EXERCISE GOAL. Your task is to transcribe all the entries exactly, excluding pictures.
#####
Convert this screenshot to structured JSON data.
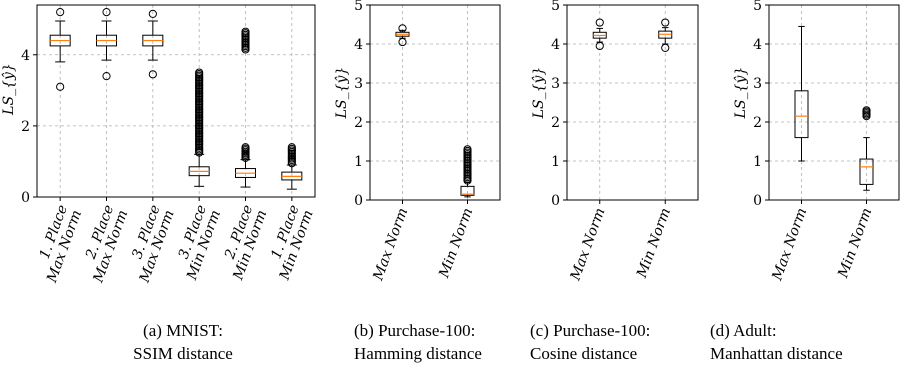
{
  "style": {
    "median_color": "#ff7f0e",
    "box_color": "#000000",
    "grid_color": "#b0b0b0"
  },
  "chart_data": [
    {
      "type": "box",
      "ylabel": "LS_{ŷ}",
      "ylim": [
        0,
        5.4
      ],
      "yticks": [
        0,
        2,
        4
      ],
      "grid": true,
      "categories": [
        [
          "1. Place",
          "Max Norm"
        ],
        [
          "2. Place",
          "Max Norm"
        ],
        [
          "3. Place",
          "Max Norm"
        ],
        [
          "3. Place",
          "Min Norm"
        ],
        [
          "2. Place",
          "Min Norm"
        ],
        [
          "1. Place",
          "Min Norm"
        ]
      ],
      "boxes": [
        {
          "whislo": 3.8,
          "q1": 4.25,
          "med": 4.4,
          "q3": 4.55,
          "whishi": 4.95,
          "fliers": [
            3.1,
            5.2
          ]
        },
        {
          "whislo": 3.85,
          "q1": 4.25,
          "med": 4.4,
          "q3": 4.55,
          "whishi": 4.95,
          "fliers": [
            3.4,
            5.2
          ]
        },
        {
          "whislo": 3.85,
          "q1": 4.25,
          "med": 4.4,
          "q3": 4.55,
          "whishi": 4.95,
          "fliers": [
            3.45,
            5.15
          ]
        },
        {
          "whislo": 0.3,
          "q1": 0.6,
          "med": 0.72,
          "q3": 0.85,
          "whishi": 1.2,
          "fliers": [
            1.25,
            3.5
          ]
        },
        {
          "whislo": 0.28,
          "q1": 0.55,
          "med": 0.67,
          "q3": 0.8,
          "whishi": 1.05,
          "fliers": [
            1.1,
            1.4,
            4.15,
            4.65
          ]
        },
        {
          "whislo": 0.22,
          "q1": 0.48,
          "med": 0.58,
          "q3": 0.7,
          "whishi": 0.9,
          "fliers": [
            0.95,
            1.4
          ]
        }
      ],
      "caption": [
        "(a) MNIST:",
        "SSIM distance"
      ]
    },
    {
      "type": "box",
      "ylabel": "LS_{ŷ}",
      "ylim": [
        0,
        5
      ],
      "yticks": [
        0,
        1,
        2,
        3,
        4,
        5
      ],
      "grid": true,
      "categories": [
        [
          "Max Norm"
        ],
        [
          "Min Norm"
        ]
      ],
      "boxes": [
        {
          "whislo": 4.15,
          "q1": 4.2,
          "med": 4.25,
          "q3": 4.3,
          "whishi": 4.35,
          "fliers": [
            4.05,
            4.4
          ]
        },
        {
          "whislo": 0.08,
          "q1": 0.12,
          "med": 0.15,
          "q3": 0.35,
          "whishi": 0.45,
          "fliers": [
            0.5,
            1.3
          ]
        }
      ],
      "caption": [
        "(b)    Purchase-100:",
        "Hamming distance"
      ]
    },
    {
      "type": "box",
      "ylabel": "LS_{ŷ}",
      "ylim": [
        0,
        5
      ],
      "yticks": [
        0,
        1,
        2,
        3,
        4,
        5
      ],
      "grid": true,
      "categories": [
        [
          "Max Norm"
        ],
        [
          "Min Norm"
        ]
      ],
      "boxes": [
        {
          "whislo": 4.05,
          "q1": 4.15,
          "med": 4.22,
          "q3": 4.3,
          "whishi": 4.4,
          "fliers": [
            3.95,
            4.55
          ]
        },
        {
          "whislo": 4.0,
          "q1": 4.15,
          "med": 4.25,
          "q3": 4.33,
          "whishi": 4.42,
          "fliers": [
            3.9,
            4.55
          ]
        }
      ],
      "caption": [
        "(c)    Purchase-100:",
        "Cosine distance"
      ]
    },
    {
      "type": "box",
      "ylabel": "LS_{ŷ}",
      "ylim": [
        0,
        5
      ],
      "yticks": [
        0,
        1,
        2,
        3,
        4,
        5
      ],
      "grid": true,
      "categories": [
        [
          "Max Norm"
        ],
        [
          "Min Norm"
        ]
      ],
      "boxes": [
        {
          "whislo": 1.0,
          "q1": 1.6,
          "med": 2.15,
          "q3": 2.8,
          "whishi": 4.45,
          "fliers": []
        },
        {
          "whislo": 0.25,
          "q1": 0.4,
          "med": 0.85,
          "q3": 1.05,
          "whishi": 1.6,
          "fliers": [
            2.15,
            2.3
          ]
        }
      ],
      "caption": [
        "(d) Adult:",
        "Manhattan distance"
      ]
    }
  ]
}
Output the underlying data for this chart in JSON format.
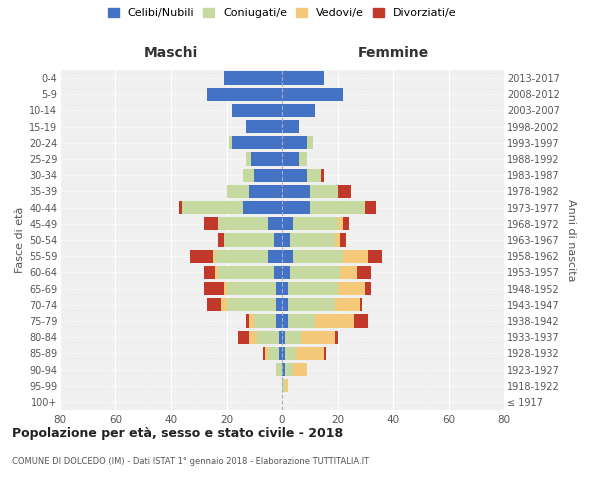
{
  "age_groups": [
    "100+",
    "95-99",
    "90-94",
    "85-89",
    "80-84",
    "75-79",
    "70-74",
    "65-69",
    "60-64",
    "55-59",
    "50-54",
    "45-49",
    "40-44",
    "35-39",
    "30-34",
    "25-29",
    "20-24",
    "15-19",
    "10-14",
    "5-9",
    "0-4"
  ],
  "birth_years": [
    "≤ 1917",
    "1918-1922",
    "1923-1927",
    "1928-1932",
    "1933-1937",
    "1938-1942",
    "1943-1947",
    "1948-1952",
    "1953-1957",
    "1958-1962",
    "1963-1967",
    "1968-1972",
    "1973-1977",
    "1978-1982",
    "1983-1987",
    "1988-1992",
    "1993-1997",
    "1998-2002",
    "2003-2007",
    "2008-2012",
    "2013-2017"
  ],
  "maschi": {
    "celibi": [
      0,
      0,
      0,
      1,
      1,
      2,
      2,
      2,
      3,
      5,
      3,
      5,
      14,
      12,
      10,
      11,
      18,
      13,
      18,
      27,
      21
    ],
    "coniugati": [
      0,
      0,
      2,
      4,
      8,
      8,
      18,
      18,
      20,
      19,
      18,
      18,
      22,
      8,
      4,
      2,
      1,
      0,
      0,
      0,
      0
    ],
    "vedovi": [
      0,
      0,
      0,
      1,
      3,
      2,
      2,
      1,
      1,
      1,
      0,
      0,
      0,
      0,
      0,
      0,
      0,
      0,
      0,
      0,
      0
    ],
    "divorziati": [
      0,
      0,
      0,
      1,
      4,
      1,
      5,
      7,
      4,
      8,
      2,
      5,
      1,
      0,
      0,
      0,
      0,
      0,
      0,
      0,
      0
    ]
  },
  "femmine": {
    "nubili": [
      0,
      0,
      1,
      1,
      1,
      2,
      2,
      2,
      3,
      4,
      3,
      4,
      10,
      10,
      9,
      6,
      9,
      6,
      12,
      22,
      15
    ],
    "coniugate": [
      0,
      1,
      3,
      4,
      6,
      10,
      17,
      18,
      18,
      18,
      16,
      16,
      20,
      10,
      5,
      3,
      2,
      0,
      0,
      0,
      0
    ],
    "vedove": [
      0,
      1,
      5,
      10,
      12,
      14,
      9,
      10,
      6,
      9,
      2,
      2,
      0,
      0,
      0,
      0,
      0,
      0,
      0,
      0,
      0
    ],
    "divorziate": [
      0,
      0,
      0,
      1,
      1,
      5,
      1,
      2,
      5,
      5,
      2,
      2,
      4,
      5,
      1,
      0,
      0,
      0,
      0,
      0,
      0
    ]
  },
  "colors": {
    "celibi": "#4472C4",
    "coniugati": "#c5d9a0",
    "vedovi": "#f5c97a",
    "divorziati": "#c0392b"
  },
  "xlim": 80,
  "title": "Popolazione per età, sesso e stato civile - 2018",
  "subtitle": "COMUNE DI DOLCEDO (IM) - Dati ISTAT 1° gennaio 2018 - Elaborazione TUTTITALIA.IT",
  "legend_labels": [
    "Celibi/Nubili",
    "Coniugati/e",
    "Vedovi/e",
    "Divorziati/e"
  ],
  "left_label": "Maschi",
  "right_label": "Femmine",
  "ylabel_left": "Fasce di età",
  "ylabel_right": "Anni di nascita"
}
#####
FINAL RESULT.
Convert this screenshot to structured JSON data.
{
  "style": {
    "median_color": "#ff7f0e",
    "box_color": "#000000",
    "grid_color": "#b0b0b0"
  },
  "chart_data": [
    {
      "type": "box",
      "ylabel": "LS_{ŷ}",
      "ylim": [
        0,
        5.4
      ],
      "yticks": [
        0,
        2,
        4
      ],
      "grid": true,
      "categories": [
        [
          "1. Place",
          "Max Norm"
        ],
        [
          "2. Place",
          "Max Norm"
        ],
        [
          "3. Place",
          "Max Norm"
        ],
        [
          "3. Place",
          "Min Norm"
        ],
        [
          "2. Place",
          "Min Norm"
        ],
        [
          "1. Place",
          "Min Norm"
        ]
      ],
      "boxes": [
        {
          "whislo": 3.8,
          "q1": 4.25,
          "med": 4.4,
          "q3": 4.55,
          "whishi": 4.95,
          "fliers": [
            3.1,
            5.2
          ]
        },
        {
          "whislo": 3.85,
          "q1": 4.25,
          "med": 4.4,
          "q3": 4.55,
          "whishi": 4.95,
          "fliers": [
            3.4,
            5.2
          ]
        },
        {
          "whislo": 3.85,
          "q1": 4.25,
          "med": 4.4,
          "q3": 4.55,
          "whishi": 4.95,
          "fliers": [
            3.45,
            5.15
          ]
        },
        {
          "whislo": 0.3,
          "q1": 0.6,
          "med": 0.72,
          "q3": 0.85,
          "whishi": 1.2,
          "fliers": [
            1.25,
            3.5
          ]
        },
        {
          "whislo": 0.28,
          "q1": 0.55,
          "med": 0.67,
          "q3": 0.8,
          "whishi": 1.05,
          "fliers": [
            1.1,
            1.4,
            4.15,
            4.65
          ]
        },
        {
          "whislo": 0.22,
          "q1": 0.48,
          "med": 0.58,
          "q3": 0.7,
          "whishi": 0.9,
          "fliers": [
            0.95,
            1.4
          ]
        }
      ],
      "caption": [
        "(a) MNIST:",
        "SSIM distance"
      ]
    },
    {
      "type": "box",
      "ylabel": "LS_{ŷ}",
      "ylim": [
        0,
        5
      ],
      "yticks": [
        0,
        1,
        2,
        3,
        4,
        5
      ],
      "grid": true,
      "categories": [
        [
          "Max Norm"
        ],
        [
          "Min Norm"
        ]
      ],
      "boxes": [
        {
          "whislo": 4.15,
          "q1": 4.2,
          "med": 4.25,
          "q3": 4.3,
          "whishi": 4.35,
          "fliers": [
            4.05,
            4.4
          ]
        },
        {
          "whislo": 0.08,
          "q1": 0.12,
          "med": 0.15,
          "q3": 0.35,
          "whishi": 0.45,
          "fliers": [
            0.5,
            1.3
          ]
        }
      ],
      "caption": [
        "(b)    Purchase-100:",
        "Hamming distance"
      ]
    },
    {
      "type": "box",
      "ylabel": "LS_{ŷ}",
      "ylim": [
        0,
        5
      ],
      "yticks": [
        0,
        1,
        2,
        3,
        4,
        5
      ],
      "grid": true,
      "categories": [
        [
          "Max Norm"
        ],
        [
          "Min Norm"
        ]
      ],
      "boxes": [
        {
          "whislo": 4.05,
          "q1": 4.15,
          "med": 4.22,
          "q3": 4.3,
          "whishi": 4.4,
          "fliers": [
            3.95,
            4.55
          ]
        },
        {
          "whislo": 4.0,
          "q1": 4.15,
          "med": 4.25,
          "q3": 4.33,
          "whishi": 4.42,
          "fliers": [
            3.9,
            4.55
          ]
        }
      ],
      "caption": [
        "(c)    Purchase-100:",
        "Cosine distance"
      ]
    },
    {
      "type": "box",
      "ylabel": "LS_{ŷ}",
      "ylim": [
        0,
        5
      ],
      "yticks": [
        0,
        1,
        2,
        3,
        4,
        5
      ],
      "grid": true,
      "categories": [
        [
          "Max Norm"
        ],
        [
          "Min Norm"
        ]
      ],
      "boxes": [
        {
          "whislo": 1.0,
          "q1": 1.6,
          "med": 2.15,
          "q3": 2.8,
          "whishi": 4.45,
          "fliers": []
        },
        {
          "whislo": 0.25,
          "q1": 0.4,
          "med": 0.85,
          "q3": 1.05,
          "whishi": 1.6,
          "fliers": [
            2.15,
            2.3
          ]
        }
      ],
      "caption": [
        "(d) Adult:",
        "Manhattan distance"
      ]
    }
  ]
}
Output the underlying data for this chart in JSON format.
{
  "age_groups": [
    "100+",
    "95-99",
    "90-94",
    "85-89",
    "80-84",
    "75-79",
    "70-74",
    "65-69",
    "60-64",
    "55-59",
    "50-54",
    "45-49",
    "40-44",
    "35-39",
    "30-34",
    "25-29",
    "20-24",
    "15-19",
    "10-14",
    "5-9",
    "0-4"
  ],
  "birth_years": [
    "≤ 1917",
    "1918-1922",
    "1923-1927",
    "1928-1932",
    "1933-1937",
    "1938-1942",
    "1943-1947",
    "1948-1952",
    "1953-1957",
    "1958-1962",
    "1963-1967",
    "1968-1972",
    "1973-1977",
    "1978-1982",
    "1983-1987",
    "1988-1992",
    "1993-1997",
    "1998-2002",
    "2003-2007",
    "2008-2012",
    "2013-2017"
  ],
  "maschi": {
    "celibi": [
      0,
      0,
      0,
      1,
      1,
      2,
      2,
      2,
      3,
      5,
      3,
      5,
      14,
      12,
      10,
      11,
      18,
      13,
      18,
      27,
      21
    ],
    "coniugati": [
      0,
      0,
      2,
      4,
      8,
      8,
      18,
      18,
      20,
      19,
      18,
      18,
      22,
      8,
      4,
      2,
      1,
      0,
      0,
      0,
      0
    ],
    "vedovi": [
      0,
      0,
      0,
      1,
      3,
      2,
      2,
      1,
      1,
      1,
      0,
      0,
      0,
      0,
      0,
      0,
      0,
      0,
      0,
      0,
      0
    ],
    "divorziati": [
      0,
      0,
      0,
      1,
      4,
      1,
      5,
      7,
      4,
      8,
      2,
      5,
      1,
      0,
      0,
      0,
      0,
      0,
      0,
      0,
      0
    ]
  },
  "femmine": {
    "nubili": [
      0,
      0,
      1,
      1,
      1,
      2,
      2,
      2,
      3,
      4,
      3,
      4,
      10,
      10,
      9,
      6,
      9,
      6,
      12,
      22,
      15
    ],
    "coniugate": [
      0,
      1,
      3,
      4,
      6,
      10,
      17,
      18,
      18,
      18,
      16,
      16,
      20,
      10,
      5,
      3,
      2,
      0,
      0,
      0,
      0
    ],
    "vedove": [
      0,
      1,
      5,
      10,
      12,
      14,
      9,
      10,
      6,
      9,
      2,
      2,
      0,
      0,
      0,
      0,
      0,
      0,
      0,
      0,
      0
    ],
    "divorziate": [
      0,
      0,
      0,
      1,
      1,
      5,
      1,
      2,
      5,
      5,
      2,
      2,
      4,
      5,
      1,
      0,
      0,
      0,
      0,
      0,
      0
    ]
  },
  "colors": {
    "celibi": "#4472C4",
    "coniugati": "#c5d9a0",
    "vedovi": "#f5c97a",
    "divorziati": "#c0392b"
  },
  "xlim": 80,
  "title": "Popolazione per età, sesso e stato civile - 2018",
  "subtitle": "COMUNE DI DOLCEDO (IM) - Dati ISTAT 1° gennaio 2018 - Elaborazione TUTTITALIA.IT",
  "legend_labels": [
    "Celibi/Nubili",
    "Coniugati/e",
    "Vedovi/e",
    "Divorziati/e"
  ],
  "left_label": "Maschi",
  "right_label": "Femmine",
  "ylabel_left": "Fasce di età",
  "ylabel_right": "Anni di nascita"
}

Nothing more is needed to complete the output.